--- start of GIVEN DATA ---

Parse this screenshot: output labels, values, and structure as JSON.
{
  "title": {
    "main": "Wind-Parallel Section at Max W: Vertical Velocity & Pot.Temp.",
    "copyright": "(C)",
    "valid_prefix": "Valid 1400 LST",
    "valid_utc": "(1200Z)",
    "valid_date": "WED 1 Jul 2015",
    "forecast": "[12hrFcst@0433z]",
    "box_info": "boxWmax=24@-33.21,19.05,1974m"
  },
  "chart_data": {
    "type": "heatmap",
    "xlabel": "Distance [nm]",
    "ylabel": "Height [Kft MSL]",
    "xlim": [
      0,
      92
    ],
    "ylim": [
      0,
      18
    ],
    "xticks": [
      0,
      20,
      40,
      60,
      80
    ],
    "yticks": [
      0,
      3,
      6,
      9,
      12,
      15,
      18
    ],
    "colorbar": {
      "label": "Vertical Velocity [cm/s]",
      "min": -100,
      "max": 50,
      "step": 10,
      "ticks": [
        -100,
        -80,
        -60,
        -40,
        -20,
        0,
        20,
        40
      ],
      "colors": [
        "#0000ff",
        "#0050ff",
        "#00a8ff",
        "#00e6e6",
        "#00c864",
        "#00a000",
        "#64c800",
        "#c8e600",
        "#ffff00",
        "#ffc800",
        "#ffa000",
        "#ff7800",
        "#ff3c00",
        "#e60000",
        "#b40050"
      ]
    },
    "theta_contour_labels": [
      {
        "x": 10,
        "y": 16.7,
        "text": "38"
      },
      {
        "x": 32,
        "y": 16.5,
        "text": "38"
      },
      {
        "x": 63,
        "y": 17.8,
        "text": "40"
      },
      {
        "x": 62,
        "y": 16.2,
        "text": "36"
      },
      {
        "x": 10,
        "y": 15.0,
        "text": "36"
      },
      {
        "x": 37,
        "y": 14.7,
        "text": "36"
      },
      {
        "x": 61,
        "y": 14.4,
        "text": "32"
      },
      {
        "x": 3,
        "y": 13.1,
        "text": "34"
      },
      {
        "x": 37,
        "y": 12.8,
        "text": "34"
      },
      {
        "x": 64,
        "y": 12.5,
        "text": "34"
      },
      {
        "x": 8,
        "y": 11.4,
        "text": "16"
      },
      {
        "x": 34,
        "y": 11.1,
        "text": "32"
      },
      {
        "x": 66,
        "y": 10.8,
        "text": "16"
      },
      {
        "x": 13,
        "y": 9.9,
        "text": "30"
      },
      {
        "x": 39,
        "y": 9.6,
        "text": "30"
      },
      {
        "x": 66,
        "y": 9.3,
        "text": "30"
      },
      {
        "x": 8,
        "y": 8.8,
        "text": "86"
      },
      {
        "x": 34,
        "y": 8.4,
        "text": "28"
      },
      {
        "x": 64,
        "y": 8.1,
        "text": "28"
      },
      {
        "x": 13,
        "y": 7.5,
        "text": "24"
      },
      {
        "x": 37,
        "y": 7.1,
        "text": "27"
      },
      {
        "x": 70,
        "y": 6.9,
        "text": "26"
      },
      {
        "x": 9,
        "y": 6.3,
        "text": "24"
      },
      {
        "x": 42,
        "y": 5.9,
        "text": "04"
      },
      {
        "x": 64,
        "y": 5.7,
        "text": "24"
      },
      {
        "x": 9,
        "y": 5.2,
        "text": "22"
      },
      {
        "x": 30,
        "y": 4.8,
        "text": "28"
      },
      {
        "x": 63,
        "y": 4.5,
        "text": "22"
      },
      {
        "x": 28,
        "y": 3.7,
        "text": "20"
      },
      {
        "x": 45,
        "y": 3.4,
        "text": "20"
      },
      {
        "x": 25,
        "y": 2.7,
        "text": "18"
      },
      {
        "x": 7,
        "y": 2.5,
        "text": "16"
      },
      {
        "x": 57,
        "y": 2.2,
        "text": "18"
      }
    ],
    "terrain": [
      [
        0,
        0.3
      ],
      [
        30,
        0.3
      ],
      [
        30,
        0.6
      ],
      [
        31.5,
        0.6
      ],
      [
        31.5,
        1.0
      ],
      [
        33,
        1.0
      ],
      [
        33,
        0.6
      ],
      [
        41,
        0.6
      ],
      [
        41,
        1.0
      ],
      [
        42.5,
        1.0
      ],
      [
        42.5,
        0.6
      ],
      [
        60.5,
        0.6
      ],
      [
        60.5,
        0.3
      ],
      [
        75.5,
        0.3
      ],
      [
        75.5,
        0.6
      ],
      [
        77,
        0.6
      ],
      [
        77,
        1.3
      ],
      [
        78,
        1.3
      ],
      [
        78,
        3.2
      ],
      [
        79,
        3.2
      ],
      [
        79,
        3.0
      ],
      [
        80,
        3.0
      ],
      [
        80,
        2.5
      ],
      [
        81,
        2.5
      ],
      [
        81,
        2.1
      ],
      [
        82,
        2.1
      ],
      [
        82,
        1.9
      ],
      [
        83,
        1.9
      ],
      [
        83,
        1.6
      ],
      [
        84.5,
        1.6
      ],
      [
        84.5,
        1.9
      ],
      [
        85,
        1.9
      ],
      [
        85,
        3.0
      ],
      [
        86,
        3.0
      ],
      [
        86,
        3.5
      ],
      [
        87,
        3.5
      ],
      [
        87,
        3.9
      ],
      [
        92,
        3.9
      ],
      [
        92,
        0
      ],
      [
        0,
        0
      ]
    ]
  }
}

--- end of GIVEN DATA ---

REQUEST →
Exactly reproduce the material above.

SOLUTION TO THIS TASK →
Parse this screenshot: output labels, values, and structure as JSON.
{
  "title": {
    "main": "Wind-Parallel Section at Max W: Vertical Velocity & Pot.Temp.",
    "copyright": "(C)",
    "valid_prefix": "Valid 1400 LST",
    "valid_utc": "(1200Z)",
    "valid_date": "WED 1 Jul 2015",
    "forecast": "[12hrFcst@0433z]",
    "box_info": "boxWmax=24@-33.21,19.05,1974m"
  },
  "chart_data": {
    "type": "heatmap",
    "xlabel": "Distance [nm]",
    "ylabel": "Height [Kft MSL]",
    "xlim": [
      0,
      92
    ],
    "ylim": [
      0,
      18
    ],
    "xticks": [
      0,
      20,
      40,
      60,
      80
    ],
    "yticks": [
      0,
      3,
      6,
      9,
      12,
      15,
      18
    ],
    "colorbar": {
      "label": "Vertical Velocity [cm/s]",
      "min": -100,
      "max": 50,
      "step": 10,
      "ticks": [
        -100,
        -80,
        -60,
        -40,
        -20,
        0,
        20,
        40
      ],
      "colors": [
        "#0000ff",
        "#0050ff",
        "#00a8ff",
        "#00e6e6",
        "#00c864",
        "#00a000",
        "#64c800",
        "#c8e600",
        "#ffff00",
        "#ffc800",
        "#ffa000",
        "#ff7800",
        "#ff3c00",
        "#e60000",
        "#b40050"
      ]
    },
    "theta_contour_labels": [
      {
        "x": 10,
        "y": 16.7,
        "text": "38"
      },
      {
        "x": 32,
        "y": 16.5,
        "text": "38"
      },
      {
        "x": 63,
        "y": 17.8,
        "text": "40"
      },
      {
        "x": 62,
        "y": 16.2,
        "text": "36"
      },
      {
        "x": 10,
        "y": 15.0,
        "text": "36"
      },
      {
        "x": 37,
        "y": 14.7,
        "text": "36"
      },
      {
        "x": 61,
        "y": 14.4,
        "text": "32"
      },
      {
        "x": 3,
        "y": 13.1,
        "text": "34"
      },
      {
        "x": 37,
        "y": 12.8,
        "text": "34"
      },
      {
        "x": 64,
        "y": 12.5,
        "text": "34"
      },
      {
        "x": 8,
        "y": 11.4,
        "text": "16"
      },
      {
        "x": 34,
        "y": 11.1,
        "text": "32"
      },
      {
        "x": 66,
        "y": 10.8,
        "text": "16"
      },
      {
        "x": 13,
        "y": 9.9,
        "text": "30"
      },
      {
        "x": 39,
        "y": 9.6,
        "text": "30"
      },
      {
        "x": 66,
        "y": 9.3,
        "text": "30"
      },
      {
        "x": 8,
        "y": 8.8,
        "text": "86"
      },
      {
        "x": 34,
        "y": 8.4,
        "text": "28"
      },
      {
        "x": 64,
        "y": 8.1,
        "text": "28"
      },
      {
        "x": 13,
        "y": 7.5,
        "text": "24"
      },
      {
        "x": 37,
        "y": 7.1,
        "text": "27"
      },
      {
        "x": 70,
        "y": 6.9,
        "text": "26"
      },
      {
        "x": 9,
        "y": 6.3,
        "text": "24"
      },
      {
        "x": 42,
        "y": 5.9,
        "text": "04"
      },
      {
        "x": 64,
        "y": 5.7,
        "text": "24"
      },
      {
        "x": 9,
        "y": 5.2,
        "text": "22"
      },
      {
        "x": 30,
        "y": 4.8,
        "text": "28"
      },
      {
        "x": 63,
        "y": 4.5,
        "text": "22"
      },
      {
        "x": 28,
        "y": 3.7,
        "text": "20"
      },
      {
        "x": 45,
        "y": 3.4,
        "text": "20"
      },
      {
        "x": 25,
        "y": 2.7,
        "text": "18"
      },
      {
        "x": 7,
        "y": 2.5,
        "text": "16"
      },
      {
        "x": 57,
        "y": 2.2,
        "text": "18"
      }
    ],
    "terrain": [
      [
        0,
        0.3
      ],
      [
        30,
        0.3
      ],
      [
        30,
        0.6
      ],
      [
        31.5,
        0.6
      ],
      [
        31.5,
        1.0
      ],
      [
        33,
        1.0
      ],
      [
        33,
        0.6
      ],
      [
        41,
        0.6
      ],
      [
        41,
        1.0
      ],
      [
        42.5,
        1.0
      ],
      [
        42.5,
        0.6
      ],
      [
        60.5,
        0.6
      ],
      [
        60.5,
        0.3
      ],
      [
        75.5,
        0.3
      ],
      [
        75.5,
        0.6
      ],
      [
        77,
        0.6
      ],
      [
        77,
        1.3
      ],
      [
        78,
        1.3
      ],
      [
        78,
        3.2
      ],
      [
        79,
        3.2
      ],
      [
        79,
        3.0
      ],
      [
        80,
        3.0
      ],
      [
        80,
        2.5
      ],
      [
        81,
        2.5
      ],
      [
        81,
        2.1
      ],
      [
        82,
        2.1
      ],
      [
        82,
        1.9
      ],
      [
        83,
        1.9
      ],
      [
        83,
        1.6
      ],
      [
        84.5,
        1.6
      ],
      [
        84.5,
        1.9
      ],
      [
        85,
        1.9
      ],
      [
        85,
        3.0
      ],
      [
        86,
        3.0
      ],
      [
        86,
        3.5
      ],
      [
        87,
        3.5
      ],
      [
        87,
        3.9
      ],
      [
        92,
        3.9
      ],
      [
        92,
        0
      ],
      [
        0,
        0
      ]
    ]
  }
}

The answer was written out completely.